## EXERCISE DETAILS:
Search the data for the word "SOMA" and copy every line where it occurs.
* begin EXTRACTED RECORDS *
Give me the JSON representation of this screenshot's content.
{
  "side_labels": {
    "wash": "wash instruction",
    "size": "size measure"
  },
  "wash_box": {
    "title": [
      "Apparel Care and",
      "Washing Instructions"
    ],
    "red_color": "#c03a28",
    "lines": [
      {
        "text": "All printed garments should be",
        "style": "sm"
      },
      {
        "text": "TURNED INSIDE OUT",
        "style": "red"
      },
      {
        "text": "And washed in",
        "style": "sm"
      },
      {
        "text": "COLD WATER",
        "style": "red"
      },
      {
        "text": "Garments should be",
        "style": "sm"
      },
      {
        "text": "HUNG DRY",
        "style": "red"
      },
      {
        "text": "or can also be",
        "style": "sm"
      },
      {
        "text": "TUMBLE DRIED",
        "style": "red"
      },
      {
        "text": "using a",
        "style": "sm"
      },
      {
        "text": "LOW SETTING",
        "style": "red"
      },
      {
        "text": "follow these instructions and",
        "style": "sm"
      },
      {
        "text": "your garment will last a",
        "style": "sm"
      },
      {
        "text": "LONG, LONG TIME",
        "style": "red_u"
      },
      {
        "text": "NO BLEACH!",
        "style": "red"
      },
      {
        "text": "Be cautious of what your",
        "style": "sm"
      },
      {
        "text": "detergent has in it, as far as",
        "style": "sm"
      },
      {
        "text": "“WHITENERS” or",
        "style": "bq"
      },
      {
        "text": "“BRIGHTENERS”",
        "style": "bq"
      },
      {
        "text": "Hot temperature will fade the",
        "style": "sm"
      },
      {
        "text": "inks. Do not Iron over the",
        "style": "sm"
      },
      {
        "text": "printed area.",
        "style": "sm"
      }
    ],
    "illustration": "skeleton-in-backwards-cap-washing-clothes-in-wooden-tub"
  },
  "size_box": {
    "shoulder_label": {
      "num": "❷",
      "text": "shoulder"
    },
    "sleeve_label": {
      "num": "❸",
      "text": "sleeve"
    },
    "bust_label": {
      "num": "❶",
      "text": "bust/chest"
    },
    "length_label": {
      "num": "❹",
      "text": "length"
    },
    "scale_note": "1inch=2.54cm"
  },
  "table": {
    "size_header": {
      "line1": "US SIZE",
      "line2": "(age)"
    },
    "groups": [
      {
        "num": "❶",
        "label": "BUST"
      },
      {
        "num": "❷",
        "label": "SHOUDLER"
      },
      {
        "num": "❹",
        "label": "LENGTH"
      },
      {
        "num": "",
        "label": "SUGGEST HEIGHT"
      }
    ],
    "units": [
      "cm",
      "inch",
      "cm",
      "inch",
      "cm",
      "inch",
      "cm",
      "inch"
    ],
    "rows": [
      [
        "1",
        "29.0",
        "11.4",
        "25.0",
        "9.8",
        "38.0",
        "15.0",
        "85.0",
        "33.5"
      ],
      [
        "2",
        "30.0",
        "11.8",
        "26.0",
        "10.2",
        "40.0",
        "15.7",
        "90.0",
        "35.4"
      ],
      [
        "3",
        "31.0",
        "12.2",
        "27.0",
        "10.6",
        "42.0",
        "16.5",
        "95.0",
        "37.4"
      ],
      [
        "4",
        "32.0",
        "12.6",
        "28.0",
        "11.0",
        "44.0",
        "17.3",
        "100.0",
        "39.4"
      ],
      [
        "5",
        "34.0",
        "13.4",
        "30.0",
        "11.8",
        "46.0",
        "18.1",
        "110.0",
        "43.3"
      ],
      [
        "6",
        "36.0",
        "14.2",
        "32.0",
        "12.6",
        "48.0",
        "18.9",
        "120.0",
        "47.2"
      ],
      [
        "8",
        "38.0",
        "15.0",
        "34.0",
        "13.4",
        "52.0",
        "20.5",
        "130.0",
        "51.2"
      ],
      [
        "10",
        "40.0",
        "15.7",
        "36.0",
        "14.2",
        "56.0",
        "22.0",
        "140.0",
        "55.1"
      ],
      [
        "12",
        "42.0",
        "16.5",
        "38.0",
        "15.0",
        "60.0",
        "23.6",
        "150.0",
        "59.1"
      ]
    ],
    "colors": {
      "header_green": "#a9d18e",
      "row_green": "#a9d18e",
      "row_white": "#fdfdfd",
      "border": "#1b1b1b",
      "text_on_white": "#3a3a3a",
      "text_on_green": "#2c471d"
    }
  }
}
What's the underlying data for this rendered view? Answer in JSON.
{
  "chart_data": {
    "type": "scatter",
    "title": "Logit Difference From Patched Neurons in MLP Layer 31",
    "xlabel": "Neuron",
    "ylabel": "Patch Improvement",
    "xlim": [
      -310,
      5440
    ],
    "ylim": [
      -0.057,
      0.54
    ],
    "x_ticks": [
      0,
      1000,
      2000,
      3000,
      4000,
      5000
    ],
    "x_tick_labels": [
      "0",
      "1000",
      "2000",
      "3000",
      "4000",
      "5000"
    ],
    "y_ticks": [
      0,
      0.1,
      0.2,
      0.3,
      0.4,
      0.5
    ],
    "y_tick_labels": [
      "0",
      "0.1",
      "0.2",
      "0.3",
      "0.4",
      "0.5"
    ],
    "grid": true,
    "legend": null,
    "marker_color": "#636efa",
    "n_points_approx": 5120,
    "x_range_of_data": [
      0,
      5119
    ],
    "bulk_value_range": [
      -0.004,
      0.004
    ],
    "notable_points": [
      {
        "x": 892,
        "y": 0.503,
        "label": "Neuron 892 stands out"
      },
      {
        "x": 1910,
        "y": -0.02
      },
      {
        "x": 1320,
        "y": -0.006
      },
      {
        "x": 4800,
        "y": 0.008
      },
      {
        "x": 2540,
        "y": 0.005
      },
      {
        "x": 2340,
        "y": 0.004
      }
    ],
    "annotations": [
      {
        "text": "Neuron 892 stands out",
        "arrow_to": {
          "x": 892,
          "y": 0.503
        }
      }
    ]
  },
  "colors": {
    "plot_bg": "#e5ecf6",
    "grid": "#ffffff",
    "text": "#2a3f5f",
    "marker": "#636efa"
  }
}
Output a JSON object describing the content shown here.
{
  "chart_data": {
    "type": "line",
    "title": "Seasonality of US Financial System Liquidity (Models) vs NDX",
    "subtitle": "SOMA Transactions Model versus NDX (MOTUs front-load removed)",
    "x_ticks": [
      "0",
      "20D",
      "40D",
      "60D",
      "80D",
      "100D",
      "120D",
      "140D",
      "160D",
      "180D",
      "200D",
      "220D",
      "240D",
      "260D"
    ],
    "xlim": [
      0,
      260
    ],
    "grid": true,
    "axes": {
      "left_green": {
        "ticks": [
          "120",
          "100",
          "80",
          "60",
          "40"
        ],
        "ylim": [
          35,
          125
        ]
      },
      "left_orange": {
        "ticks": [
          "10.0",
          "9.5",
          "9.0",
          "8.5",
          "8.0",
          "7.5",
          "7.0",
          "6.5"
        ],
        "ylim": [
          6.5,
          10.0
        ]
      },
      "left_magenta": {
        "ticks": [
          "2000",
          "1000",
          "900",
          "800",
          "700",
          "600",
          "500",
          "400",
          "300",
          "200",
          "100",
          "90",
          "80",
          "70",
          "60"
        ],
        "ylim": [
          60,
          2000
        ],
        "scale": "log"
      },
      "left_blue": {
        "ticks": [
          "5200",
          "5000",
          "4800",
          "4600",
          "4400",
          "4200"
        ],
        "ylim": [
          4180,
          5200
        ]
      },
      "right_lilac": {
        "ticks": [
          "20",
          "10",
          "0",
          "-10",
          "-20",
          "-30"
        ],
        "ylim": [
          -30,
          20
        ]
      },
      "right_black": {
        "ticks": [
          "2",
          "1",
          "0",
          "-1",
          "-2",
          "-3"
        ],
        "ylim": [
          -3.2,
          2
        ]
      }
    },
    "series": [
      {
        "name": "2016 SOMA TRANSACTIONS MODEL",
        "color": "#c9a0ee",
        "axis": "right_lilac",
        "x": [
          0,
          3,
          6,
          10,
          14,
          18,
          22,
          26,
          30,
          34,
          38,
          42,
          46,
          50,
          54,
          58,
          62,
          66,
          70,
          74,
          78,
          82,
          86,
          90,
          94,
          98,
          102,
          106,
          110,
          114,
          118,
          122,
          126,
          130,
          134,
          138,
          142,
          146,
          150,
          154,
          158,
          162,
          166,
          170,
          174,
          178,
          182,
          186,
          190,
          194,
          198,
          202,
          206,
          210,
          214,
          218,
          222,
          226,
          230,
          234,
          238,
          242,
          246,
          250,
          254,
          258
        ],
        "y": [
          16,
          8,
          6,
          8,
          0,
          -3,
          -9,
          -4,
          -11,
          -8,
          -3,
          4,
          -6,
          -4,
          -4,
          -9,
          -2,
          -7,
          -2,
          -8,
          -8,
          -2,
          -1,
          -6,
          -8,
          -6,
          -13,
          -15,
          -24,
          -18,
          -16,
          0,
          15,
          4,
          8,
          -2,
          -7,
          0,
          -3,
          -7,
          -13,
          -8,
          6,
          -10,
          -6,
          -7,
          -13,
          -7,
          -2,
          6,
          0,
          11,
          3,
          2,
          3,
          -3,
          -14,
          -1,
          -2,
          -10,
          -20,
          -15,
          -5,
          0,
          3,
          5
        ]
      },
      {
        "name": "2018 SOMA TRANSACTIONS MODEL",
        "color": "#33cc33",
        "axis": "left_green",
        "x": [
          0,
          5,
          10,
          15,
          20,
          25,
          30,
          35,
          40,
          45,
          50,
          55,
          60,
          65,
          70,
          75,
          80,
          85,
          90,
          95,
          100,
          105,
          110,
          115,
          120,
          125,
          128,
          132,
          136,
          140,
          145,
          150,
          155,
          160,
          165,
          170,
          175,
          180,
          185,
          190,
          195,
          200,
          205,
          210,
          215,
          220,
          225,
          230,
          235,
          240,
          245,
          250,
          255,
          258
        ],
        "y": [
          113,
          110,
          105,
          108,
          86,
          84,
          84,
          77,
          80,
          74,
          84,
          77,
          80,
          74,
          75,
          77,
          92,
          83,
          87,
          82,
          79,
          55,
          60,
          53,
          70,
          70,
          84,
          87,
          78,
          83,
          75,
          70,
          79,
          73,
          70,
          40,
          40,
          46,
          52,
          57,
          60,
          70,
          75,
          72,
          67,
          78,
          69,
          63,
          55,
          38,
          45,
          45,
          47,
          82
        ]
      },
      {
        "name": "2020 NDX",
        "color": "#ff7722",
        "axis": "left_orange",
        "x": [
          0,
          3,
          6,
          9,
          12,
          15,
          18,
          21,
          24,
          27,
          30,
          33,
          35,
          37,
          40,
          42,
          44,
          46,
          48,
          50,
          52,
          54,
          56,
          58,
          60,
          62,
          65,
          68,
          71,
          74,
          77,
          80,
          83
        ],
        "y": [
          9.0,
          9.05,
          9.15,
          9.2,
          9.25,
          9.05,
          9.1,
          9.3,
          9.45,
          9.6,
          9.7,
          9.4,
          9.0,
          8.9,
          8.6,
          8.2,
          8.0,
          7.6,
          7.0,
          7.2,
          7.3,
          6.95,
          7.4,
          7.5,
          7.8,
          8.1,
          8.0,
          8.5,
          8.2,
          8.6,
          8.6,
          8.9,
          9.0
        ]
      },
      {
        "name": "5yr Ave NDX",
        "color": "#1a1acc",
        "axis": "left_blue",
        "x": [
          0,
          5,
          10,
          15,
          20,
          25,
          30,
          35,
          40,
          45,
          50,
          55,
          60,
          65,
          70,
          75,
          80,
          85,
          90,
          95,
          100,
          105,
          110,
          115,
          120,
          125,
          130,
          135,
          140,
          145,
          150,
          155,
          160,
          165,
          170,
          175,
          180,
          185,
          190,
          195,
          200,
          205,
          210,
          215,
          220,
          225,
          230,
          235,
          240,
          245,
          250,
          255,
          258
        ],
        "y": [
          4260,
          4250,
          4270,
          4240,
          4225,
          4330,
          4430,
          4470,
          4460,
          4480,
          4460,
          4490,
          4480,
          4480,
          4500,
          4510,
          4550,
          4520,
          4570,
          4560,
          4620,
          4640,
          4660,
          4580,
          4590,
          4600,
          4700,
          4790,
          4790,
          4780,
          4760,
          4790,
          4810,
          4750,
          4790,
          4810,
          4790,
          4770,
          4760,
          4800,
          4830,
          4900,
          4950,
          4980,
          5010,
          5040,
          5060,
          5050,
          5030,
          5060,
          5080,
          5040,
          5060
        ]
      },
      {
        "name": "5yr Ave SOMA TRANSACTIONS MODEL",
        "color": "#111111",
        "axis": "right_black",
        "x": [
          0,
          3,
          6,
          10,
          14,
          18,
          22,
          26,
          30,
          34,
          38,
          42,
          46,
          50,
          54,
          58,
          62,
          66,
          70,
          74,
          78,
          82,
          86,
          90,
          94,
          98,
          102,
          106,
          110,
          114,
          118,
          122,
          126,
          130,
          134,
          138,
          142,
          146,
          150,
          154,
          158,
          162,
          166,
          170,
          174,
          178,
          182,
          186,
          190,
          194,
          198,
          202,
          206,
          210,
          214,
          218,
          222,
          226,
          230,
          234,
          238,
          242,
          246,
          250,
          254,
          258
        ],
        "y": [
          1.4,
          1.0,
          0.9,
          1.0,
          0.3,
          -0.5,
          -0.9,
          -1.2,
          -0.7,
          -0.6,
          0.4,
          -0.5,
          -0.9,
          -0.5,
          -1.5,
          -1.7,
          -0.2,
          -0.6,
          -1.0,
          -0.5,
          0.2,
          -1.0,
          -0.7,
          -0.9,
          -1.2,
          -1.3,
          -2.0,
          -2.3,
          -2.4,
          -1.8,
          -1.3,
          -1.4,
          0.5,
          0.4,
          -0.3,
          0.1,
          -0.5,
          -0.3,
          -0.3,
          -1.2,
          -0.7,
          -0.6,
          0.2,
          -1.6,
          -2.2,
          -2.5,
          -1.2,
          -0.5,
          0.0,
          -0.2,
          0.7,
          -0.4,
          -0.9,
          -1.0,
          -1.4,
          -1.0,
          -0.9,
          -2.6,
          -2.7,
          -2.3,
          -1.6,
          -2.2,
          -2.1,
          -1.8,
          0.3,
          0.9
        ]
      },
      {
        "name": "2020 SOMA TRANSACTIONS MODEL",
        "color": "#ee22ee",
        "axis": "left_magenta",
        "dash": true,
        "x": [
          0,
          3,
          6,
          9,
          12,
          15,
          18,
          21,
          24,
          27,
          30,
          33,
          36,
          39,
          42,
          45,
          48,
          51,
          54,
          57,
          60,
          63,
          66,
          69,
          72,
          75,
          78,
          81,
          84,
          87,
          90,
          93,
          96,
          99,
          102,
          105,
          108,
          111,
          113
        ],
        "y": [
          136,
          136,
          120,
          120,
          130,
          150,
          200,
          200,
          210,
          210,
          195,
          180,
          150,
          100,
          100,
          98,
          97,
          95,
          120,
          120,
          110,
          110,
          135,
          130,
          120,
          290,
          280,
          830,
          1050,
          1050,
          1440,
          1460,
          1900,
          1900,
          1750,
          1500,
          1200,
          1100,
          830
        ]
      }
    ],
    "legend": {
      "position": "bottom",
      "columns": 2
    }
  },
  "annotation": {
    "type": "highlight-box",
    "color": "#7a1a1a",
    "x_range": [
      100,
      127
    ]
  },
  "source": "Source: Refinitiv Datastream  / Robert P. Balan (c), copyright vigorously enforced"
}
* end EXTRACTED RECORDS *
## ANSWER TO THIS EXERCISE:
    "subtitle": "SOMA Transactions Model versus NDX (MOTUs front-load removed)",
        "name": "2016 SOMA TRANSACTIONS MODEL",
        "name": "2018 SOMA TRANSACTIONS MODEL",
        "name": "5yr Ave SOMA TRANSACTIONS MODEL",
        "name": "2020 SOMA TRANSACTIONS MODEL",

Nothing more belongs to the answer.